### Exercise description
Locate each line in the records that contains the string "bbox", matching case exactly, and copy those lines.

### Rows
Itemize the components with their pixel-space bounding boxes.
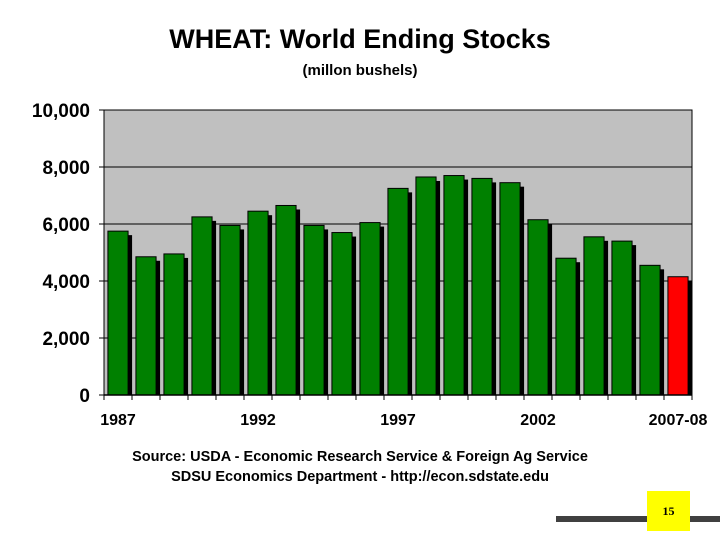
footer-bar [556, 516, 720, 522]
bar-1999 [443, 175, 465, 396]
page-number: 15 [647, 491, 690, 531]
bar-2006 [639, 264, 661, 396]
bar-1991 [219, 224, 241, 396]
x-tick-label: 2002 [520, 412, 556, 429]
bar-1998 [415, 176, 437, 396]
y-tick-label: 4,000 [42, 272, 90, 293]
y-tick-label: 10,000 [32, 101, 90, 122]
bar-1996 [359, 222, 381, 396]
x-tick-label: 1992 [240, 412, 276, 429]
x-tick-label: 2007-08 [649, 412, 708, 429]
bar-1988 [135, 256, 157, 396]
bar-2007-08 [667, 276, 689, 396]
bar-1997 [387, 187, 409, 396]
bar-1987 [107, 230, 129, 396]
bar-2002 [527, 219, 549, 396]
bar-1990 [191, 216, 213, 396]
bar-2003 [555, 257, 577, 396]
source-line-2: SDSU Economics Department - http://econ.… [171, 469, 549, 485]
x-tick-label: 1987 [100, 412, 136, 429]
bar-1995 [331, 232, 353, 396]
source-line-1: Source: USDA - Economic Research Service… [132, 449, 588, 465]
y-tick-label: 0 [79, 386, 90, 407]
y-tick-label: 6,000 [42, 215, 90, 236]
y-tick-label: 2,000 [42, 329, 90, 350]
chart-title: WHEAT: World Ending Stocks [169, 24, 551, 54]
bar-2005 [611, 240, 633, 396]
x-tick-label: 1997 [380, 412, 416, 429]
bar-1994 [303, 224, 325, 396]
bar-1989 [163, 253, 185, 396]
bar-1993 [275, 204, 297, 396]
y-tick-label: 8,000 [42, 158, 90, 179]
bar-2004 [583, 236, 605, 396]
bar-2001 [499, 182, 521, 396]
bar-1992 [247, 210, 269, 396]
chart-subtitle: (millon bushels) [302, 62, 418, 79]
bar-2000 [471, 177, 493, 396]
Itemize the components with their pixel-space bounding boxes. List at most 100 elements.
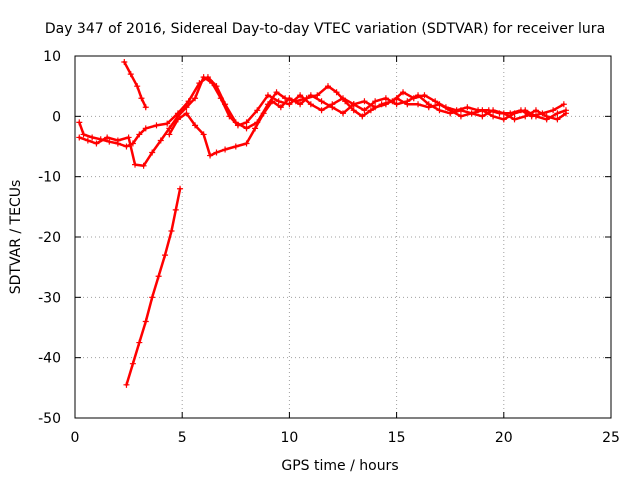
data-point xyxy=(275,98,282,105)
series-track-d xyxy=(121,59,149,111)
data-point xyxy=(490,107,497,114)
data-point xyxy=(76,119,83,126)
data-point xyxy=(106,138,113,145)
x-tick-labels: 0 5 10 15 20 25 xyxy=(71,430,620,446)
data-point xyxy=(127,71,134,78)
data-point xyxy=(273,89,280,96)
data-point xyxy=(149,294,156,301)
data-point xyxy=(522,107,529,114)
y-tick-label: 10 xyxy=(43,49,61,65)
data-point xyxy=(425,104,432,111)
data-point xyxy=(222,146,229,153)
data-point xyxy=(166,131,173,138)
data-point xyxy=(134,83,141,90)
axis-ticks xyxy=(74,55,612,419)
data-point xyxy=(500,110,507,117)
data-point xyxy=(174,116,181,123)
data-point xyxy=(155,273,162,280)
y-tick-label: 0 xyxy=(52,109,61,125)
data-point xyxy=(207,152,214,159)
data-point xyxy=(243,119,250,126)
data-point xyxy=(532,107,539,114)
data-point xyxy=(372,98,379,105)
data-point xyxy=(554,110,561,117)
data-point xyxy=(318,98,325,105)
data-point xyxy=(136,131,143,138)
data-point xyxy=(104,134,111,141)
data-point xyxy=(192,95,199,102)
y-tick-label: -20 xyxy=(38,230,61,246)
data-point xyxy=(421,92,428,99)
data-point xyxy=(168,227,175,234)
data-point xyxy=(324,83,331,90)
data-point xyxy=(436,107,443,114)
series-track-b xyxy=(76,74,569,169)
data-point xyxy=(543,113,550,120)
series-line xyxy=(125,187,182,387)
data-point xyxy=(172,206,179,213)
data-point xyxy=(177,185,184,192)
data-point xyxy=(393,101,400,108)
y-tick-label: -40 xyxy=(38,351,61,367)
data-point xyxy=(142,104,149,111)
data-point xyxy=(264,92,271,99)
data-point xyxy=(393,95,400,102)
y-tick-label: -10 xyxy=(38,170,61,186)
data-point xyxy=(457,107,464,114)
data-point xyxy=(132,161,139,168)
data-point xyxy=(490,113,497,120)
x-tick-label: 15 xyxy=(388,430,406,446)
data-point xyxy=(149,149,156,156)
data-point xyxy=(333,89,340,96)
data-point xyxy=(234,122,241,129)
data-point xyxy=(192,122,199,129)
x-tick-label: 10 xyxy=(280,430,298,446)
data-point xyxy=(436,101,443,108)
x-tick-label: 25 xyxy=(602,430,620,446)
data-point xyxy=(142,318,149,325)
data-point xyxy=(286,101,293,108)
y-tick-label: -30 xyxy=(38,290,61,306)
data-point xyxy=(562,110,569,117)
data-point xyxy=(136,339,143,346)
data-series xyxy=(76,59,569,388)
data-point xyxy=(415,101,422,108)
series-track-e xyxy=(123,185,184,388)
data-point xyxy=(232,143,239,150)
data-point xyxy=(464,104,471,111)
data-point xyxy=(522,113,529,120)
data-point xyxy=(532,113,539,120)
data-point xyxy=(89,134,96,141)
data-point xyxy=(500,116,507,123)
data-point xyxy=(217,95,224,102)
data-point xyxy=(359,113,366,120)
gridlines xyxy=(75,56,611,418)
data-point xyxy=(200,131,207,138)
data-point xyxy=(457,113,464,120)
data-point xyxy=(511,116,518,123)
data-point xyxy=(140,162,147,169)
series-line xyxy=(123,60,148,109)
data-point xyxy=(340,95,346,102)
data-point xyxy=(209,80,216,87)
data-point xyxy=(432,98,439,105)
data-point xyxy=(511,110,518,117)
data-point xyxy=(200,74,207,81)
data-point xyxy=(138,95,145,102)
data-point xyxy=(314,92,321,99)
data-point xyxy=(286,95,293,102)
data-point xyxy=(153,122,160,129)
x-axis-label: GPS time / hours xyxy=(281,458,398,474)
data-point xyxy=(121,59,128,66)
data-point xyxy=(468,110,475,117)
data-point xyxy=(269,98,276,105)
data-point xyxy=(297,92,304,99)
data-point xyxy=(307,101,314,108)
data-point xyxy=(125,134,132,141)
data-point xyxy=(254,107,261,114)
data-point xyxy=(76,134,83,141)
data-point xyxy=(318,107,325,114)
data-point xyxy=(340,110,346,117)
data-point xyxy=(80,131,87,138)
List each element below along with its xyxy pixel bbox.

---

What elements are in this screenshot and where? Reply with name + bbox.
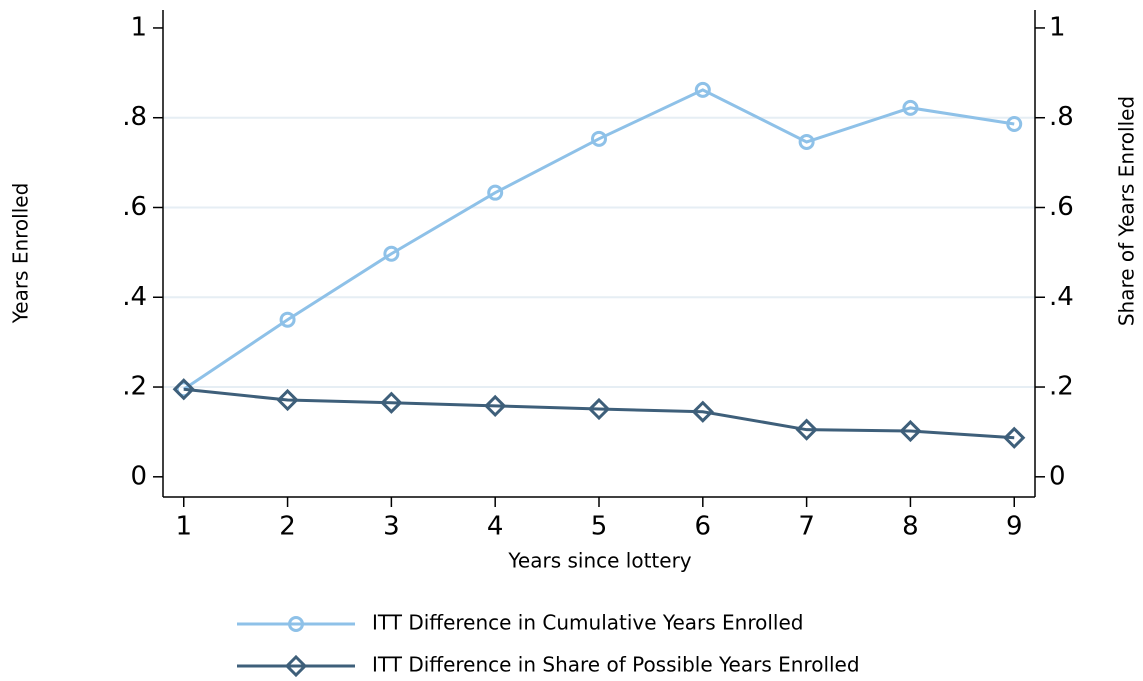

### Answer to the task
List each element below along with its xyxy pixel bbox.
What elements are in this screenshot and where? Reply with name + bbox.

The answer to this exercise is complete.